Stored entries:
§ §

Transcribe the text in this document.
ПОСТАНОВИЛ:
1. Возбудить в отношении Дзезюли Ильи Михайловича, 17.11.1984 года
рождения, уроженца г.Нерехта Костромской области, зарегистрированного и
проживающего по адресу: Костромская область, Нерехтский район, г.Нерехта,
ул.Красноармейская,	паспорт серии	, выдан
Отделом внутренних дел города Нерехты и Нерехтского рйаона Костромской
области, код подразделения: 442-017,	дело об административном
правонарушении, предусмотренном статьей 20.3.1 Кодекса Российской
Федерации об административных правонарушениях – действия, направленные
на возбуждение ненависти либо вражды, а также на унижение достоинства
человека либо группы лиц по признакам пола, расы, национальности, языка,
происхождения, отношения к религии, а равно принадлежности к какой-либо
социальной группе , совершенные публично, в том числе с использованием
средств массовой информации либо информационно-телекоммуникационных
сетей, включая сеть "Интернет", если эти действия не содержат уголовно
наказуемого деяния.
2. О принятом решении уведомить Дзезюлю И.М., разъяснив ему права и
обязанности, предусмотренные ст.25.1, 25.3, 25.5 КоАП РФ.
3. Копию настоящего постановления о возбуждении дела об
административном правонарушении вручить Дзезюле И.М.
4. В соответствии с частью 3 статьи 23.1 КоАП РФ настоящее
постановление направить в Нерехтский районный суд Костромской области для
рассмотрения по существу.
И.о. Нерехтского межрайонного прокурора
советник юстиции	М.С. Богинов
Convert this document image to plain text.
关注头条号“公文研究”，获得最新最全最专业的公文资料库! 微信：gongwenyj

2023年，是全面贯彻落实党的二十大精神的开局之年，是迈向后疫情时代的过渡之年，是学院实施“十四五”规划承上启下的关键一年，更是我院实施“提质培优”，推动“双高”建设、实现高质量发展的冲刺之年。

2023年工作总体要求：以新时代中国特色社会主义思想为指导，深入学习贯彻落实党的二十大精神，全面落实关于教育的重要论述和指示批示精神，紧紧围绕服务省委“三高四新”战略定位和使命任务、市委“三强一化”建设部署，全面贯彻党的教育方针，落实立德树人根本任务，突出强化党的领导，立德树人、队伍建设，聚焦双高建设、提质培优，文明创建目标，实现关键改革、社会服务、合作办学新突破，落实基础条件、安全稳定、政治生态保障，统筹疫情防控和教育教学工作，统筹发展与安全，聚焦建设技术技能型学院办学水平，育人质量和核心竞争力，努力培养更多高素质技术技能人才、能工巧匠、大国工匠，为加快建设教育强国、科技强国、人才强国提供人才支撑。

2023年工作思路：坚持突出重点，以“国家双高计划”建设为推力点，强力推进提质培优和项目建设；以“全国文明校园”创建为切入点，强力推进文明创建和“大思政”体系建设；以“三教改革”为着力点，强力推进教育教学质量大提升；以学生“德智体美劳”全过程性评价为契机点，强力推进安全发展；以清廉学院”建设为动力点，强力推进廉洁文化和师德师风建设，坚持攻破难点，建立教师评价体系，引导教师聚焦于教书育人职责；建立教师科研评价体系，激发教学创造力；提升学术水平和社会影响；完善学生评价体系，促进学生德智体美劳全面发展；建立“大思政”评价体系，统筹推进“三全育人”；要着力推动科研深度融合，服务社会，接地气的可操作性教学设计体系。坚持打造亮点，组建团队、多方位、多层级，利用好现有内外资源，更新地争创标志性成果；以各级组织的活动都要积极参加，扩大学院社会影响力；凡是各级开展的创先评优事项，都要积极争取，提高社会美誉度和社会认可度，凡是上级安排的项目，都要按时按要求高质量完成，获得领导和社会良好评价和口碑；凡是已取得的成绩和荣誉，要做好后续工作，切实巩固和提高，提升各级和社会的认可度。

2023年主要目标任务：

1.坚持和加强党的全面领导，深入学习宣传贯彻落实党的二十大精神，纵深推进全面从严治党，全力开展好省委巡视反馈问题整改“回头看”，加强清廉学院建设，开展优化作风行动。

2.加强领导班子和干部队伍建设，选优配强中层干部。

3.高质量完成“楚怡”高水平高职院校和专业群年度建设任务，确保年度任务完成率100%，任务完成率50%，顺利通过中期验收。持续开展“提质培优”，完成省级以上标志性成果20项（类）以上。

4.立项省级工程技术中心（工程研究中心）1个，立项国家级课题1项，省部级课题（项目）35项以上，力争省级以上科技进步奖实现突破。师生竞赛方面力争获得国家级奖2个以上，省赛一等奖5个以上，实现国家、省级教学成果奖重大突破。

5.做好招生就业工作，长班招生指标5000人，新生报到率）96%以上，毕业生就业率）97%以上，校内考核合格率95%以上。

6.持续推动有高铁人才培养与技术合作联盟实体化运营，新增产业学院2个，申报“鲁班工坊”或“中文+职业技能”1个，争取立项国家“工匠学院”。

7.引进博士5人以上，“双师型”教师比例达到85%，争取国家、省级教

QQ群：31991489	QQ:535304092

§ §

Directions » List every line from the entries above in which "действия" appears.

Solution »
Федерации об административных правонарушениях – действия, направленные
сетей, включая сеть "Интернет", если эти действия не содержат уголовно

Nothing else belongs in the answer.